WORK TO COMPLETE
All of the material below is to be restated word for word, apart from the pictures.

DATA TO PROCESS
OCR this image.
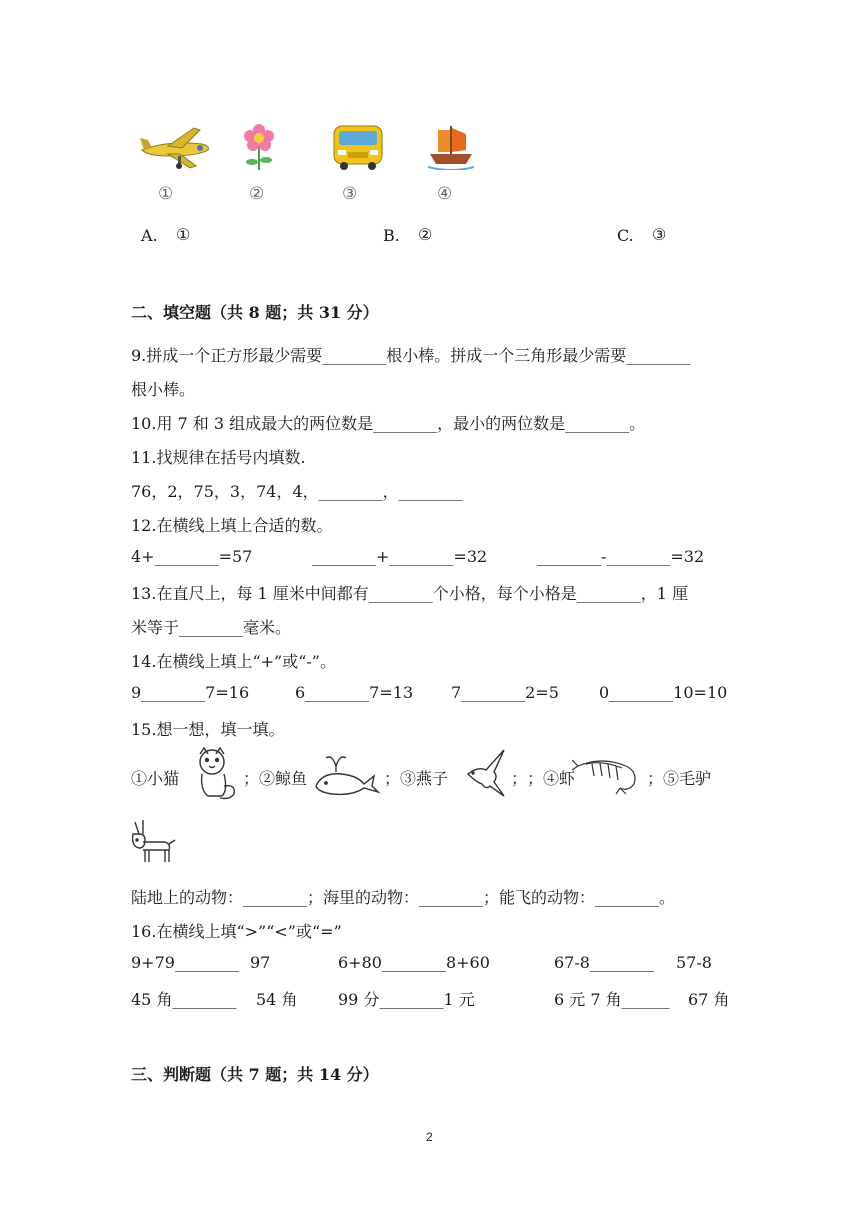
①	②	③	④
A. ①	B. ②	C. ③
二、填空题（共 8 题；共 31 分）
9.拼成一个正方形最少需要________根小棒。拼成一个三角形最少需要________
根小棒。
10.用 7 和 3 组成最大的两位数是________，最小的两位数是________。
11.找规律在括号内填数.
76，2，75，3，74，4，________，________
12.在横线上填上合适的数。
4+________=57	________+________=32	________-________=32
13.在直尺上，每 1 厘米中间都有________个小格，每个小格是________，1 厘
米等于________毫米。
14.在横线上填上“+”或“-”。
9________7=16	6________7=13 7________2=5	0________10=10
15.想一想，填一填。
①小猫	；②鲸鱼	；③燕子	； ；④虾	；⑤毛驴
陆地上的动物：________；海里的动物：________；能飞的动物：________。
16.在横线上填“>”“<”或“=”
9+79________ 97	6+80________8+60	67-8________ 57-8
45 角________ 54 角	99 分________1 元	6 元 7 角______ 67 角
三、判断题（共 7 题；共 14 分）
2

RESULT OF THE TASK
OCR this image.
①	②	③	④
A. ①	B. ②	C. ③
二、填空题（共 8 题；共 31 分）
9.拼成一个正方形最少需要________根小棒。拼成一个三角形最少需要________
根小棒。
10.用 7 和 3 组成最大的两位数是________，最小的两位数是________。
11.找规律在括号内填数.
76，2，75，3，74，4，________，________
12.在横线上填上合适的数。
4+________=57	________+________=32	________-________=32
13.在直尺上，每 1 厘米中间都有________个小格，每个小格是________，1 厘
米等于________毫米。
14.在横线上填上“+”或“-”。
9________7=16	6________7=13 7________2=5	0________10=10
15.想一想，填一填。
①小猫	；②鲸鱼	；③燕子	； ；④虾	；⑤毛驴
陆地上的动物：________；海里的动物：________；能飞的动物：________。
16.在横线上填“>”“<”或“=”
9+79________ 97	6+80________8+60	67-8________ 57-8
45 角________ 54 角	99 分________1 元	6 元 7 角______ 67 角
三、判断题（共 7 题；共 14 分）
2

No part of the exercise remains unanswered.